## Begin Data excerpts

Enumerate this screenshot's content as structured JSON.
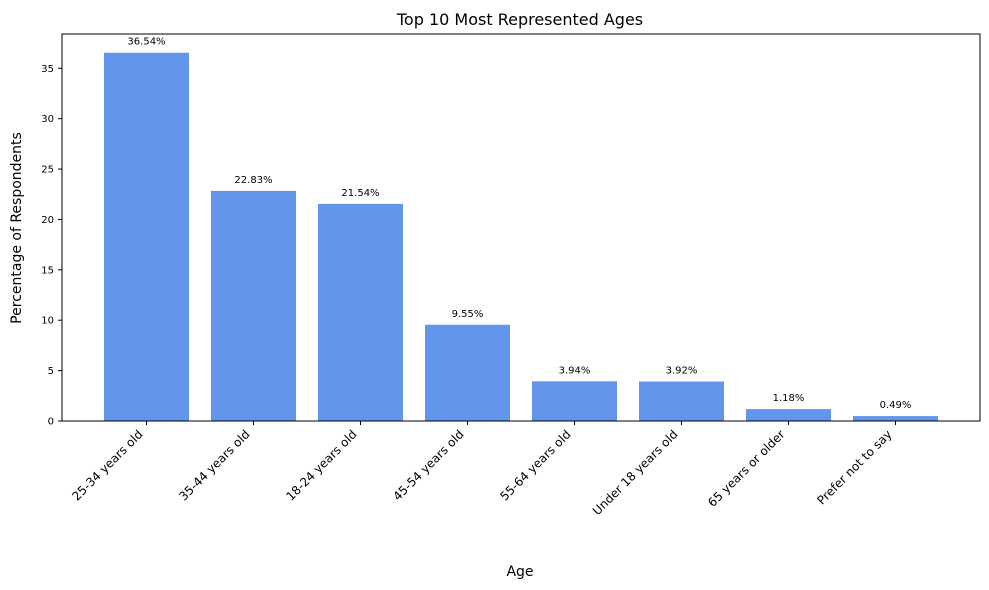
{
  "chart_data": {
    "type": "bar",
    "title": "Top 10 Most Represented Ages",
    "xlabel": "Age",
    "ylabel": "Percentage of Respondents",
    "categories": [
      "25-34 years old",
      "35-44 years old",
      "18-24 years old",
      "45-54 years old",
      "55-64 years old",
      "Under 18 years old",
      "65 years or older",
      "Prefer not to say"
    ],
    "values": [
      36.54,
      22.83,
      21.54,
      9.55,
      3.94,
      3.92,
      1.18,
      0.49
    ],
    "data_labels": [
      "36.54%",
      "22.83%",
      "21.54%",
      "9.55%",
      "3.94%",
      "3.92%",
      "1.18%",
      "0.49%"
    ],
    "ylim": [
      0,
      38.4
    ],
    "yticks": [
      0,
      5,
      10,
      15,
      20,
      25,
      30,
      35
    ],
    "bar_color": "#6495ED",
    "grid": false,
    "legend": "none"
  }
}
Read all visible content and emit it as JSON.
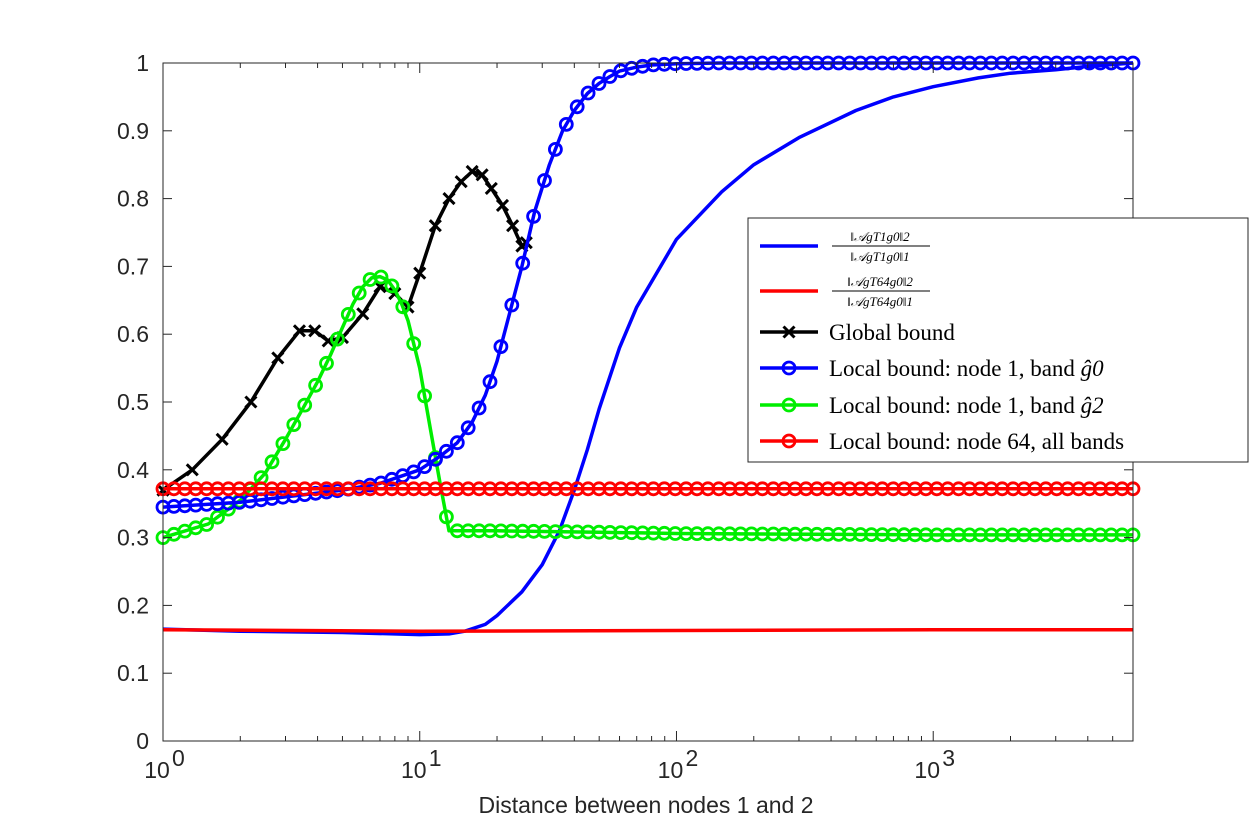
{
  "chart_data": {
    "type": "line",
    "xscale": "log",
    "xlim": [
      1,
      6000
    ],
    "ylim": [
      0,
      1
    ],
    "xlabel": "Distance between nodes 1 and 2",
    "ylabel": "",
    "title": "",
    "xticks": [
      {
        "value": 1,
        "base": "10",
        "exp": "0"
      },
      {
        "value": 10,
        "base": "10",
        "exp": "1"
      },
      {
        "value": 100,
        "base": "10",
        "exp": "2"
      },
      {
        "value": 1000,
        "base": "10",
        "exp": "3"
      }
    ],
    "yticks": [
      {
        "value": 0,
        "label": "0"
      },
      {
        "value": 0.1,
        "label": "0.1"
      },
      {
        "value": 0.2,
        "label": "0.2"
      },
      {
        "value": 0.3,
        "label": "0.3"
      },
      {
        "value": 0.4,
        "label": "0.4"
      },
      {
        "value": 0.5,
        "label": "0.5"
      },
      {
        "value": 0.6,
        "label": "0.6"
      },
      {
        "value": 0.7,
        "label": "0.7"
      },
      {
        "value": 0.8,
        "label": "0.8"
      },
      {
        "value": 0.9,
        "label": "0.9"
      },
      {
        "value": 1,
        "label": "1"
      }
    ],
    "grid": false,
    "legend_position": "right",
    "series": [
      {
        "key": "blue_ratio",
        "color": "#0000ff",
        "marker": "none",
        "legend": {
          "num": "‖𝒜gT1g0‖2",
          "den": "‖𝒜gT1g0‖1"
        },
        "x": [
          1,
          2,
          5,
          10,
          13,
          15,
          18,
          20,
          25,
          30,
          35,
          40,
          45,
          50,
          60,
          70,
          100,
          150,
          200,
          300,
          500,
          700,
          1000,
          1500,
          2000,
          3000,
          4000,
          6000
        ],
        "y": [
          0.165,
          0.162,
          0.16,
          0.157,
          0.158,
          0.162,
          0.172,
          0.185,
          0.22,
          0.26,
          0.31,
          0.37,
          0.43,
          0.49,
          0.58,
          0.64,
          0.74,
          0.81,
          0.85,
          0.89,
          0.93,
          0.95,
          0.965,
          0.978,
          0.985,
          0.99,
          0.995,
          1.0
        ]
      },
      {
        "key": "red_ratio",
        "color": "#ff0000",
        "marker": "none",
        "legend": {
          "num": "‖𝒜gT64g0‖2",
          "den": "‖𝒜gT64g0‖1"
        },
        "x": [
          1,
          10,
          100,
          1000,
          6000
        ],
        "y": [
          0.164,
          0.162,
          0.163,
          0.164,
          0.164
        ]
      },
      {
        "key": "global",
        "color": "#000000",
        "marker": "x",
        "legend_label": "Global bound",
        "x": [
          1,
          1.3,
          1.7,
          2.2,
          2.8,
          3.4,
          3.9,
          4.4,
          5.0,
          6.0,
          7.0,
          8.0,
          9.0,
          10.0,
          11.5,
          13.0,
          14.5,
          16.0,
          17.5,
          19.0,
          21.0,
          23.0,
          25.0,
          26.0
        ],
        "y": [
          0.37,
          0.4,
          0.445,
          0.5,
          0.565,
          0.605,
          0.605,
          0.59,
          0.595,
          0.63,
          0.67,
          0.66,
          0.64,
          0.69,
          0.76,
          0.8,
          0.825,
          0.84,
          0.835,
          0.815,
          0.79,
          0.76,
          0.73,
          0.735
        ]
      },
      {
        "key": "local_g0",
        "color": "#0000ff",
        "marker": "o",
        "legend_label": "Local bound: node 1, band ",
        "legend_math": "ĝ0",
        "x": [
          1,
          2,
          3,
          5,
          7,
          10,
          12,
          14,
          16,
          18,
          20,
          22,
          25,
          28,
          32,
          36,
          40,
          45,
          50,
          55,
          60,
          70,
          80,
          100,
          150,
          200,
          500,
          1000,
          3000,
          6000
        ],
        "y": [
          0.345,
          0.352,
          0.36,
          0.37,
          0.38,
          0.4,
          0.42,
          0.44,
          0.47,
          0.51,
          0.56,
          0.62,
          0.7,
          0.78,
          0.85,
          0.9,
          0.93,
          0.955,
          0.97,
          0.98,
          0.988,
          0.994,
          0.997,
          0.999,
          1.0,
          1.0,
          1.0,
          1.0,
          1.0,
          1.0
        ],
        "marker_count": 90
      },
      {
        "key": "local_g2",
        "color": "#00ee00",
        "marker": "o",
        "legend_label": "Local bound: node 1, band ",
        "legend_math": "ĝ2",
        "x": [
          1,
          1.5,
          2,
          2.5,
          3,
          3.5,
          4,
          4.5,
          5,
          5.5,
          6,
          6.5,
          7,
          7.5,
          8,
          8.5,
          9,
          10,
          11,
          12,
          13,
          14,
          16,
          20,
          50,
          100,
          1000,
          6000
        ],
        "y": [
          0.3,
          0.32,
          0.355,
          0.395,
          0.445,
          0.49,
          0.53,
          0.57,
          0.61,
          0.645,
          0.67,
          0.683,
          0.685,
          0.68,
          0.665,
          0.645,
          0.62,
          0.55,
          0.46,
          0.38,
          0.31,
          0.31,
          0.31,
          0.31,
          0.308,
          0.306,
          0.304,
          0.304
        ],
        "marker_count": 90
      },
      {
        "key": "local_64",
        "color": "#ff0000",
        "marker": "o",
        "legend_label": "Local bound: node 64, all bands",
        "x": [
          1,
          6000
        ],
        "y": [
          0.372,
          0.372
        ],
        "marker_count": 90
      }
    ]
  }
}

## End Data excerpts

Retype each record exactly as it stands, but do not include the pictures.

Enumerate this screenshot's content as structured JSON.
{
  "chart_data": {
    "type": "bar",
    "title": "Top 10 Most Represented Ages",
    "xlabel": "Age",
    "ylabel": "Percentage of Respondents",
    "categories": [
      "25-34 years old",
      "35-44 years old",
      "18-24 years old",
      "45-54 years old",
      "55-64 years old",
      "Under 18 years old",
      "65 years or older",
      "Prefer not to say"
    ],
    "values": [
      36.54,
      22.83,
      21.54,
      9.55,
      3.94,
      3.92,
      1.18,
      0.49
    ],
    "data_labels": [
      "36.54%",
      "22.83%",
      "21.54%",
      "9.55%",
      "3.94%",
      "3.92%",
      "1.18%",
      "0.49%"
    ],
    "ylim": [
      0,
      38.4
    ],
    "yticks": [
      0,
      5,
      10,
      15,
      20,
      25,
      30,
      35
    ],
    "bar_color": "#6495ED",
    "grid": false,
    "legend": "none"
  }
}
Read all visible content and emit it as JSON.
{
  "chart_data": {
    "type": "line",
    "xscale": "log",
    "xlim": [
      1,
      6000
    ],
    "ylim": [
      0,
      1
    ],
    "xlabel": "Distance between nodes 1 and 2",
    "ylabel": "",
    "title": "",
    "xticks": [
      {
        "value": 1,
        "base": "10",
        "exp": "0"
      },
      {
        "value": 10,
        "base": "10",
        "exp": "1"
      },
      {
        "value": 100,
        "base": "10",
        "exp": "2"
      },
      {
        "value": 1000,
        "base": "10",
        "exp": "3"
      }
    ],
    "yticks": [
      {
        "value": 0,
        "label": "0"
      },
      {
        "value": 0.1,
        "label": "0.1"
      },
      {
        "value": 0.2,
        "label": "0.2"
      },
      {
        "value": 0.3,
        "label": "0.3"
      },
      {
        "value": 0.4,
        "label": "0.4"
      },
      {
        "value": 0.5,
        "label": "0.5"
      },
      {
        "value": 0.6,
        "label": "0.6"
      },
      {
        "value": 0.7,
        "label": "0.7"
      },
      {
        "value": 0.8,
        "label": "0.8"
      },
      {
        "value": 0.9,
        "label": "0.9"
      },
      {
        "value": 1,
        "label": "1"
      }
    ],
    "grid": false,
    "legend_position": "right",
    "series": [
      {
        "key": "blue_ratio",
        "color": "#0000ff",
        "marker": "none",
        "legend": {
          "num": "‖𝒜gT1g0‖2",
          "den": "‖𝒜gT1g0‖1"
        },
        "x": [
          1,
          2,
          5,
          10,
          13,
          15,
          18,
          20,
          25,
          30,
          35,
          40,
          45,
          50,
          60,
          70,
          100,
          150,
          200,
          300,
          500,
          700,
          1000,
          1500,
          2000,
          3000,
          4000,
          6000
        ],
        "y": [
          0.165,
          0.162,
          0.16,
          0.157,
          0.158,
          0.162,
          0.172,
          0.185,
          0.22,
          0.26,
          0.31,
          0.37,
          0.43,
          0.49,
          0.58,
          0.64,
          0.74,
          0.81,
          0.85,
          0.89,
          0.93,
          0.95,
          0.965,
          0.978,
          0.985,
          0.99,
          0.995,
          1.0
        ]
      },
      {
        "key": "red_ratio",
        "color": "#ff0000",
        "marker": "none",
        "legend": {
          "num": "‖𝒜gT64g0‖2",
          "den": "‖𝒜gT64g0‖1"
        },
        "x": [
          1,
          10,
          100,
          1000,
          6000
        ],
        "y": [
          0.164,
          0.162,
          0.163,
          0.164,
          0.164
        ]
      },
      {
        "key": "global",
        "color": "#000000",
        "marker": "x",
        "legend_label": "Global bound",
        "x": [
          1,
          1.3,
          1.7,
          2.2,
          2.8,
          3.4,
          3.9,
          4.4,
          5.0,
          6.0,
          7.0,
          8.0,
          9.0,
          10.0,
          11.5,
          13.0,
          14.5,
          16.0,
          17.5,
          19.0,
          21.0,
          23.0,
          25.0,
          26.0
        ],
        "y": [
          0.37,
          0.4,
          0.445,
          0.5,
          0.565,
          0.605,
          0.605,
          0.59,
          0.595,
          0.63,
          0.67,
          0.66,
          0.64,
          0.69,
          0.76,
          0.8,
          0.825,
          0.84,
          0.835,
          0.815,
          0.79,
          0.76,
          0.73,
          0.735
        ]
      },
      {
        "key": "local_g0",
        "color": "#0000ff",
        "marker": "o",
        "legend_label": "Local bound: node 1, band ",
        "legend_math": "ĝ0",
        "x": [
          1,
          2,
          3,
          5,
          7,
          10,
          12,
          14,
          16,
          18,
          20,
          22,
          25,
          28,
          32,
          36,
          40,
          45,
          50,
          55,
          60,
          70,
          80,
          100,
          150,
          200,
          500,
          1000,
          3000,
          6000
        ],
        "y": [
          0.345,
          0.352,
          0.36,
          0.37,
          0.38,
          0.4,
          0.42,
          0.44,
          0.47,
          0.51,
          0.56,
          0.62,
          0.7,
          0.78,
          0.85,
          0.9,
          0.93,
          0.955,
          0.97,
          0.98,
          0.988,
          0.994,
          0.997,
          0.999,
          1.0,
          1.0,
          1.0,
          1.0,
          1.0,
          1.0
        ],
        "marker_count": 90
      },
      {
        "key": "local_g2",
        "color": "#00ee00",
        "marker": "o",
        "legend_label": "Local bound: node 1, band ",
        "legend_math": "ĝ2",
        "x": [
          1,
          1.5,
          2,
          2.5,
          3,
          3.5,
          4,
          4.5,
          5,
          5.5,
          6,
          6.5,
          7,
          7.5,
          8,
          8.5,
          9,
          10,
          11,
          12,
          13,
          14,
          16,
          20,
          50,
          100,
          1000,
          6000
        ],
        "y": [
          0.3,
          0.32,
          0.355,
          0.395,
          0.445,
          0.49,
          0.53,
          0.57,
          0.61,
          0.645,
          0.67,
          0.683,
          0.685,
          0.68,
          0.665,
          0.645,
          0.62,
          0.55,
          0.46,
          0.38,
          0.31,
          0.31,
          0.31,
          0.31,
          0.308,
          0.306,
          0.304,
          0.304
        ],
        "marker_count": 90
      },
      {
        "key": "local_64",
        "color": "#ff0000",
        "marker": "o",
        "legend_label": "Local bound: node 64, all bands",
        "x": [
          1,
          6000
        ],
        "y": [
          0.372,
          0.372
        ],
        "marker_count": 90
      }
    ]
  }
}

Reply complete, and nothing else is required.